Allover: what a strange idea!!
:suspect:

BOAC
23rd Jul 2005, 20:49
Would you like to buy a plane wash as well of course if you ham it up you get a plane wash for free................ methinks Mr Green needs a holiday.

Yellow Sun
23rd Jul 2005, 20:55
My background is as a large aircraft receiver and whilst I broadly agree with most of the foregoing comments I believe that "if",and it's a very big "if", there was a sound financial/environmental case for civil AAR then it would be made to happen. It would require new technology and systems (I really can't start to think what these might be) but if the business case was there, then it could/would become possible. However, having read the article in today's Times I can't really see that the case was made. Civil AAR is most unlikely to occur.

BTW Wizofoz


the Vulcan pilots who staged the quite incredible missions from UK bases

Not from the UK but Ascension Island. Although it is worth recalling that 101 Sqn flew UK-Australia non-stop with AAR in the '60s

YS

BEagle
23rd Jul 2005, 21:22
A 101 Sqn VC10K also flew non-stop UK-Australia with AAR in Apr 1987. I believe the 15hr 53 min record still stands....

Wizofoz
24th Jul 2005, 00:32
Art Field and Yellow sun,

Thanks for the clarifications, was writting from pure memory (and I was 17 at the time!!)

All the points made have been valid and, as I said, the huge, fundemental change in civil operations would probabley make this a non starter BUT, if there were an overwhelming economic advantage, no doubt the problems would be overcome.

John Farley
24th Jul 2005, 09:04
Even though the only thing I ever had trouble keeping plugged in was a heavy two seat Harrier that did not really have enough push to deal with a Victor centre hose at high altitude I offer some comments.

Some people seem to be assuming that lots of civil flights could finish up doing AAR but that was not how I read the thrust of the article.

Some people are worried about not getting fuel. Why? Just another case for a diversion.

I think all of the present military need for skill, currency requirements and associated issues would never apply because a civil system would only be certificated if it was easy and safe – namely automatic. If I was a boffin I would sooner have to develop such a system than one that actually lands the aircraft when the crew can not see the runway because of fog. A FBW drogue that homed on a probe would not stretch modern robotics at all.

As a passenger I would be pleased not to have 20 hours fuel on board when any abnormality transpired during take-off.

I see modern airliner and cargo operations as a pure market driven commodity and so would not rule out any development (not just AAR) that might become possible in the future if it opened a new market or gave a competitive advantage in an existing one.

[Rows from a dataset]
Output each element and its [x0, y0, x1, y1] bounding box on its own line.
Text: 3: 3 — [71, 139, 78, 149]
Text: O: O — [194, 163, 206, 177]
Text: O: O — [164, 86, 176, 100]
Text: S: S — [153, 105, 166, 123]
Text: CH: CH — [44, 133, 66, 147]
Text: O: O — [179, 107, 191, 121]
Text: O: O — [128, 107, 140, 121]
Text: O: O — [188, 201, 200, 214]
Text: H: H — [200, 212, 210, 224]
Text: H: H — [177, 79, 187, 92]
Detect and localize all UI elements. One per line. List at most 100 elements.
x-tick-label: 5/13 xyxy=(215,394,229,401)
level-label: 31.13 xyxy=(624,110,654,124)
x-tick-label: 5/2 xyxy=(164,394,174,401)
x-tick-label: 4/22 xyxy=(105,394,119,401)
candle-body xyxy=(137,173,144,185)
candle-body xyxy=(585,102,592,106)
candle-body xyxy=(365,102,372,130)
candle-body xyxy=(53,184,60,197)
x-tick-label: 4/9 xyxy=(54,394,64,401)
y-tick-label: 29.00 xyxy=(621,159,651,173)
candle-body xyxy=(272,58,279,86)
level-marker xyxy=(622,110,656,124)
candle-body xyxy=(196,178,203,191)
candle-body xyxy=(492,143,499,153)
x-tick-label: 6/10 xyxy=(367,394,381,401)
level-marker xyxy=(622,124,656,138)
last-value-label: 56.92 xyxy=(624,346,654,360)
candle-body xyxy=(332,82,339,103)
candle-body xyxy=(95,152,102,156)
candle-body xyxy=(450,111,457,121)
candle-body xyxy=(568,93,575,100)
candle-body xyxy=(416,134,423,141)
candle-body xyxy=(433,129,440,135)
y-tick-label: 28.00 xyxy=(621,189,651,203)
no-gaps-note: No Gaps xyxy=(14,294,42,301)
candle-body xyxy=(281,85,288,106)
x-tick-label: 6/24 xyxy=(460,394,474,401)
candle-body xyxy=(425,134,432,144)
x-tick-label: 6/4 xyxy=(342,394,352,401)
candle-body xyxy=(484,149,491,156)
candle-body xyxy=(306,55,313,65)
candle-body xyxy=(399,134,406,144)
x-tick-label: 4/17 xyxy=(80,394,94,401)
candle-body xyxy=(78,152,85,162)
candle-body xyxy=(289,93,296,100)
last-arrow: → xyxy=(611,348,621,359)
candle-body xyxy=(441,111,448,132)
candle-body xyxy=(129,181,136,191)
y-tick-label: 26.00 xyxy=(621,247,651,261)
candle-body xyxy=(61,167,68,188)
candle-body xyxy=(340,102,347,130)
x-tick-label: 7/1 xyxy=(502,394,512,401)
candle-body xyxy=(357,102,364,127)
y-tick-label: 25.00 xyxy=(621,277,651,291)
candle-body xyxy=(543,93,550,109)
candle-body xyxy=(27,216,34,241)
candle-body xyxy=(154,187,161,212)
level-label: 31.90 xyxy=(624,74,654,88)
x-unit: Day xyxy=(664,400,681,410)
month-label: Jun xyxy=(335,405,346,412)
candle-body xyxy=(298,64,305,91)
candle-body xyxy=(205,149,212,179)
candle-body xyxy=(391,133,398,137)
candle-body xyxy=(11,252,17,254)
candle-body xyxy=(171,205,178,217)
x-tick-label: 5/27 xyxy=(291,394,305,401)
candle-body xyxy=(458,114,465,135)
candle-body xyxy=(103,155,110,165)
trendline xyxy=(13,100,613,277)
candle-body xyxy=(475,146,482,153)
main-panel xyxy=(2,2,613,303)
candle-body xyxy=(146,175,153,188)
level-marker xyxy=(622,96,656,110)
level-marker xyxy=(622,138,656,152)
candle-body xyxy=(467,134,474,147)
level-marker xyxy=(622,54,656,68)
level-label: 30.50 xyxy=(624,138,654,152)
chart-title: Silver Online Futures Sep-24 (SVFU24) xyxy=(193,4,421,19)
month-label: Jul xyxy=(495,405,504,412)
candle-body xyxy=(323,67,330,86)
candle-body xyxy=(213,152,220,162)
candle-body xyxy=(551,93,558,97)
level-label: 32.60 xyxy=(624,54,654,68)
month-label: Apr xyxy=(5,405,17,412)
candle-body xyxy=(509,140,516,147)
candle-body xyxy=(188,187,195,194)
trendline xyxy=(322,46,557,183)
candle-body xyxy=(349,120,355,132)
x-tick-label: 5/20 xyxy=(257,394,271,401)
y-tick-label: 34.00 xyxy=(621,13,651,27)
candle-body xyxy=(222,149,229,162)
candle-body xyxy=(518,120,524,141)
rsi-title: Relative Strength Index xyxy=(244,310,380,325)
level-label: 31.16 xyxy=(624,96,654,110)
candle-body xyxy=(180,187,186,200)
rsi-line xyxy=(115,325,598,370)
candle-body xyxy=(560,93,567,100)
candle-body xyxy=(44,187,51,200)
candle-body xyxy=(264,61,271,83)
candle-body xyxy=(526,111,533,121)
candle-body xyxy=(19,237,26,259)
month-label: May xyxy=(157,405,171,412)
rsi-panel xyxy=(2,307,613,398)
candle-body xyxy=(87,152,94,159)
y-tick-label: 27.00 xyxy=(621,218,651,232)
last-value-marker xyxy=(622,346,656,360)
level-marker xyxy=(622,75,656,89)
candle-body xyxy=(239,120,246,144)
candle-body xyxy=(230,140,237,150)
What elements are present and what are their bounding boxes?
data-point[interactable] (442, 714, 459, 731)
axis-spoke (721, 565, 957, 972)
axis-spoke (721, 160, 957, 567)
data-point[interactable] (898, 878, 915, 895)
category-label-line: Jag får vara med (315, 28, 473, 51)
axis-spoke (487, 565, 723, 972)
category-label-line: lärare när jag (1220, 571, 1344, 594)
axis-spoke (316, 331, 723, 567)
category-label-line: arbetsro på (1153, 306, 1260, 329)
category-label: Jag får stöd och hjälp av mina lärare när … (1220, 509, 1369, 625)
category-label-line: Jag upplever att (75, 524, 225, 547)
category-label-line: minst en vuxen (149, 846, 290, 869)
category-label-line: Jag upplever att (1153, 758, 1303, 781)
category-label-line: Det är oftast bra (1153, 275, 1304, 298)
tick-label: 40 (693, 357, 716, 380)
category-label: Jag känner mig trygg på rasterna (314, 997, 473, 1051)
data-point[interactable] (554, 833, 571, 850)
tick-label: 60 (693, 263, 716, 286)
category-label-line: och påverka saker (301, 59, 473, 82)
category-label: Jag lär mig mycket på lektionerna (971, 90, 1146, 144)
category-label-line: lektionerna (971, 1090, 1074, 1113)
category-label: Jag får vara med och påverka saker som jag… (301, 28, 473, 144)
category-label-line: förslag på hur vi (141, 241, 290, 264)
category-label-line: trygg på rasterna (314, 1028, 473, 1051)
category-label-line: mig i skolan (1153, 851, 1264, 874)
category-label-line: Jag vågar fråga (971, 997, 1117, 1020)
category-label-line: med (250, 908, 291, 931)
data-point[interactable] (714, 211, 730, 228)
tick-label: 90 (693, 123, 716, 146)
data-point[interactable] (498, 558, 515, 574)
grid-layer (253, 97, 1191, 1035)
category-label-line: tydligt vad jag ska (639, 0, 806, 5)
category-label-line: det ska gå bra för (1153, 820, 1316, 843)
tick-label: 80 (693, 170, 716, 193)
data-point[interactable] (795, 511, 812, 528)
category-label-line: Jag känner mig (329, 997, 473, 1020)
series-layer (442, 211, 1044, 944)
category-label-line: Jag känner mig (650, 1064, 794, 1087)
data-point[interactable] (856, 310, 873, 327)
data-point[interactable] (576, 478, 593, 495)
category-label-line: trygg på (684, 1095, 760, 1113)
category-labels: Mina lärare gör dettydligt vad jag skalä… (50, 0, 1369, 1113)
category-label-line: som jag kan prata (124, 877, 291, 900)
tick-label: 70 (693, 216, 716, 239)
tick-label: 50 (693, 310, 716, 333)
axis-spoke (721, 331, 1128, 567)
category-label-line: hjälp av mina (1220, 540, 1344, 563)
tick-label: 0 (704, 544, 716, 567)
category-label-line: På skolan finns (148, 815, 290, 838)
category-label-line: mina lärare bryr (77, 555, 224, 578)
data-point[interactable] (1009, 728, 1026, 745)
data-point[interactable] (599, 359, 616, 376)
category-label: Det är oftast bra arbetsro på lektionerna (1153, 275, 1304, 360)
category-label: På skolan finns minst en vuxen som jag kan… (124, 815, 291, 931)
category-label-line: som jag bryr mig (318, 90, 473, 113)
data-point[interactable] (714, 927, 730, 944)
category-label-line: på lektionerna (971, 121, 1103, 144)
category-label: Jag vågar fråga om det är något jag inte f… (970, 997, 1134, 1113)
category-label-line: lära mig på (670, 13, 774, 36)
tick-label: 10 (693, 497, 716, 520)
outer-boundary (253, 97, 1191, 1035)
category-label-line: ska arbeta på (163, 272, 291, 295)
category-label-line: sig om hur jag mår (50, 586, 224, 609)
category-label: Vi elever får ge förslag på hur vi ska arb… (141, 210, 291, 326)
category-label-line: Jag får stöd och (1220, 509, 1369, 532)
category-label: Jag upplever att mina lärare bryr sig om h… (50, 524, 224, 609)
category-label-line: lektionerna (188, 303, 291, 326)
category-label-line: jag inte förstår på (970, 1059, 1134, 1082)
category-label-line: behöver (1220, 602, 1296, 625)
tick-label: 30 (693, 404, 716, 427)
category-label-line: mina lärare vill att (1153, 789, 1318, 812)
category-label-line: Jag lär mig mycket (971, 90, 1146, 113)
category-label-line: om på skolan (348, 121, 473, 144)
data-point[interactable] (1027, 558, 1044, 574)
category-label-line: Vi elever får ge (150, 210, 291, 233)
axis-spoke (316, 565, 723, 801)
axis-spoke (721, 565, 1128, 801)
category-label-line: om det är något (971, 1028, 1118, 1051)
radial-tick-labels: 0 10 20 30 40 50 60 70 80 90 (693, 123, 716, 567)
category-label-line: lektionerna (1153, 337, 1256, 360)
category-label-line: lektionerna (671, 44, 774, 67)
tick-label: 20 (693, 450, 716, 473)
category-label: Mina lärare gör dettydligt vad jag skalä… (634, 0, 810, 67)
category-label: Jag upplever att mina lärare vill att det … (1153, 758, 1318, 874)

TASKS –
a) In the forum thread on civil air-to-air refueling, how long did the 101 Sqn VC10K's non-stop UK-Australia flight in April 1987 take?
b) Which usernames head a dated post in the forum thread? List every one.

ANSWERS GIVEN –
a) 15 hours 53 minutes.

b) BOAC, Yellow Sun, BEagle, Wizofoz, John Farley